[BEGIN]
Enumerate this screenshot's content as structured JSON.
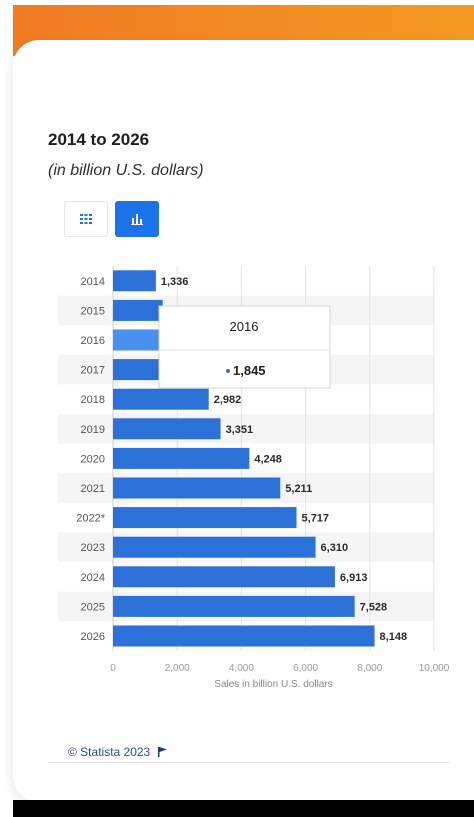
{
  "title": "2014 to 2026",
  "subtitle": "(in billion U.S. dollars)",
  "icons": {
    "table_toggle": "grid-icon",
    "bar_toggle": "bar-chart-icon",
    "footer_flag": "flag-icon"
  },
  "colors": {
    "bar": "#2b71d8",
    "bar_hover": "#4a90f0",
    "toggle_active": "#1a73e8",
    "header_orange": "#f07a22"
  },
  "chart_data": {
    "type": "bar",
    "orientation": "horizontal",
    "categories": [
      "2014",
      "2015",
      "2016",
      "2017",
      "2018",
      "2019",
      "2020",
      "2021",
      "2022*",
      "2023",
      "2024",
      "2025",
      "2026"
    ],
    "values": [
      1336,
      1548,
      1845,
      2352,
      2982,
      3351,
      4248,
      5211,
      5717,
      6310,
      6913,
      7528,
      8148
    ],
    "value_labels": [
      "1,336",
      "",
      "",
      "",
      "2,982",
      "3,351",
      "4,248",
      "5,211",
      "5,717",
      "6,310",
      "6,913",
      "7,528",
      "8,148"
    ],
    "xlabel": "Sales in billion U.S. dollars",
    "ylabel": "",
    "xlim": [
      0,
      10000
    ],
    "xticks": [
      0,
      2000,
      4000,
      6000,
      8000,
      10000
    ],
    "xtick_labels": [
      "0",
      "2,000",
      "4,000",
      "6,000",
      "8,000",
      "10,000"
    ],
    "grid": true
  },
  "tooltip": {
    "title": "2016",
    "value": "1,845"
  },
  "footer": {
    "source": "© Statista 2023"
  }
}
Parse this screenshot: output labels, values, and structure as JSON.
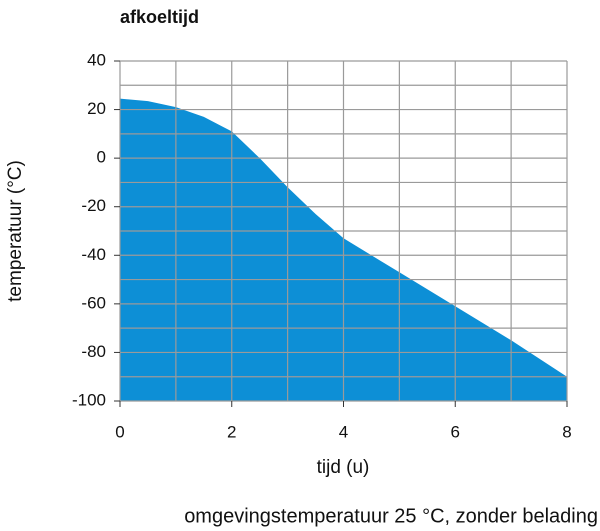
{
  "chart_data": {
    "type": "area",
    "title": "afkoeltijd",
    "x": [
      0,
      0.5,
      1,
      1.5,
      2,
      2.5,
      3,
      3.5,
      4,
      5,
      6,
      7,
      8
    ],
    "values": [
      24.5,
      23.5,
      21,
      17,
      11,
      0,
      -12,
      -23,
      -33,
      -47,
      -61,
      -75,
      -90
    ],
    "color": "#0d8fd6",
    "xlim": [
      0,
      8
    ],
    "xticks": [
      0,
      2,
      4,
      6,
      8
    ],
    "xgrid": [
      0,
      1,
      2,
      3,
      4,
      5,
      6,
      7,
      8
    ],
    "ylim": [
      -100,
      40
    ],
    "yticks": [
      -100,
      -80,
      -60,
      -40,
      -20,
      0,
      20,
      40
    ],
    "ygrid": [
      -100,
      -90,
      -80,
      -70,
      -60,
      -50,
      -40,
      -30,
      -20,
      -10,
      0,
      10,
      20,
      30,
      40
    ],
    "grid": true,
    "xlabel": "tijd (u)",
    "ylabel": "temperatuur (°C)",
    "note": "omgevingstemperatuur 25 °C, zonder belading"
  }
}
[END]
## INSTRUCTIONS TO FOLLOW
From the entries above, copy every line containing the word "xlabel".

## WRITTEN RESPONSE
    "xlabel": "Sales in billion U.S. dollars",
    "xlabel": "tijd (u)",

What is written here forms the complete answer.